## Written exercise
Write out the listing below from the line containing "Parse this screenshot: output" to its last line, unaltered, ends included.

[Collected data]
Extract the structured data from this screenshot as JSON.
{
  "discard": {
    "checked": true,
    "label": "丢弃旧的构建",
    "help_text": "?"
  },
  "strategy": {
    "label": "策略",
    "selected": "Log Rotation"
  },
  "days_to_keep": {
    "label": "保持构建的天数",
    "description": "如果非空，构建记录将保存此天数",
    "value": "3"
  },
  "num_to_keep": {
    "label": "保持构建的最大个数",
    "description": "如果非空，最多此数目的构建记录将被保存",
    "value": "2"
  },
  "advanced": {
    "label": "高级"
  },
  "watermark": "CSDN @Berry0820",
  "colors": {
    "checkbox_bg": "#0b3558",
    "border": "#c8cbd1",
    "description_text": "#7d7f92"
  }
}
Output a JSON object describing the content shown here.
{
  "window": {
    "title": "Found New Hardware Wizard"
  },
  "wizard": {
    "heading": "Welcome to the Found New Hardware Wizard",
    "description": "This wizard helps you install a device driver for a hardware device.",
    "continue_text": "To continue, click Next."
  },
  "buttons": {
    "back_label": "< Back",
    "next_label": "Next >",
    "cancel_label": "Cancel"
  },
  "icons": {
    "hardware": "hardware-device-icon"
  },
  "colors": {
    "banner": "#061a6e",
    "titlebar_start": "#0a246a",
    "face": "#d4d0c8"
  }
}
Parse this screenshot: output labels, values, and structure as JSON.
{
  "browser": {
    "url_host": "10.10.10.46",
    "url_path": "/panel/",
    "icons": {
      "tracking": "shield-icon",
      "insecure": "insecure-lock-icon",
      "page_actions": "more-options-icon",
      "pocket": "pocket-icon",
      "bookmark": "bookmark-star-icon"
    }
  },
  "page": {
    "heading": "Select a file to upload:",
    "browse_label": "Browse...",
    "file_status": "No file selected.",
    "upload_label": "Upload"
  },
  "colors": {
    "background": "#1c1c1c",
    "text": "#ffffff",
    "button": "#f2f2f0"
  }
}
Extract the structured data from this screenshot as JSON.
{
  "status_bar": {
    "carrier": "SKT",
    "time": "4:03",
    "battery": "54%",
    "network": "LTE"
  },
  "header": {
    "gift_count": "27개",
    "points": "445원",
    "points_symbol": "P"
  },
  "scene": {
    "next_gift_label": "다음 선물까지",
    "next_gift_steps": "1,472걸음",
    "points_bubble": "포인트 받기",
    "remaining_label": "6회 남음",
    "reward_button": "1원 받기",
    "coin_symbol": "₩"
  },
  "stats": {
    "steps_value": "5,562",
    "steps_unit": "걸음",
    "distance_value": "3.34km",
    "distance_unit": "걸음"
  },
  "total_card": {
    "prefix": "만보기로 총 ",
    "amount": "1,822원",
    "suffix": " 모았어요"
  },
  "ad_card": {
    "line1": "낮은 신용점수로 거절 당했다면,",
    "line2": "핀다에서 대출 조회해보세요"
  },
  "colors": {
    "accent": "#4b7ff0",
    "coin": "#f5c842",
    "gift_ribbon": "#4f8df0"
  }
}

## Task result
Parse this screenshot: output labels, values, and structure as JSON.
{
  "browser": {
    "url_host": "10.10.10.46",
    "url_path": "/panel/",
    "icons": {
      "tracking": "shield-icon",
      "insecure": "insecure-lock-icon",
      "page_actions": "more-options-icon",
      "pocket": "pocket-icon",
      "bookmark": "bookmark-star-icon"
    }
  },
  "page": {
    "heading": "Select a file to upload:",
    "browse_label": "Browse...",
    "file_status": "No file selected.",
    "upload_label": "Upload"
  },
  "colors": {
    "background": "#1c1c1c",
    "text": "#ffffff",
    "button": "#f2f2f0"
  }
}
Extract the structured data from this screenshot as JSON.
{
  "status_bar": {
    "carrier": "SKT",
    "time": "4:03",
    "battery": "54%",
    "network": "LTE"
  },
  "header": {
    "gift_count": "27개",
    "points": "445원",
    "points_symbol": "P"
  },
  "scene": {
    "next_gift_label": "다음 선물까지",
    "next_gift_steps": "1,472걸음",
    "points_bubble": "포인트 받기",
    "remaining_label": "6회 남음",
    "reward_button": "1원 받기",
    "coin_symbol": "₩"
  },
  "stats": {
    "steps_value": "5,562",
    "steps_unit": "걸음",
    "distance_value": "3.34km",
    "distance_unit": "걸음"
  },
  "total_card": {
    "prefix": "만보기로 총 ",
    "amount": "1,822원",
    "suffix": " 모았어요"
  },
  "ad_card": {
    "line1": "낮은 신용점수로 거절 당했다면,",
    "line2": "핀다에서 대출 조회해보세요"
  },
  "colors": {
    "accent": "#4b7ff0",
    "coin": "#f5c842",
    "gift_ribbon": "#4f8df0"
  }
}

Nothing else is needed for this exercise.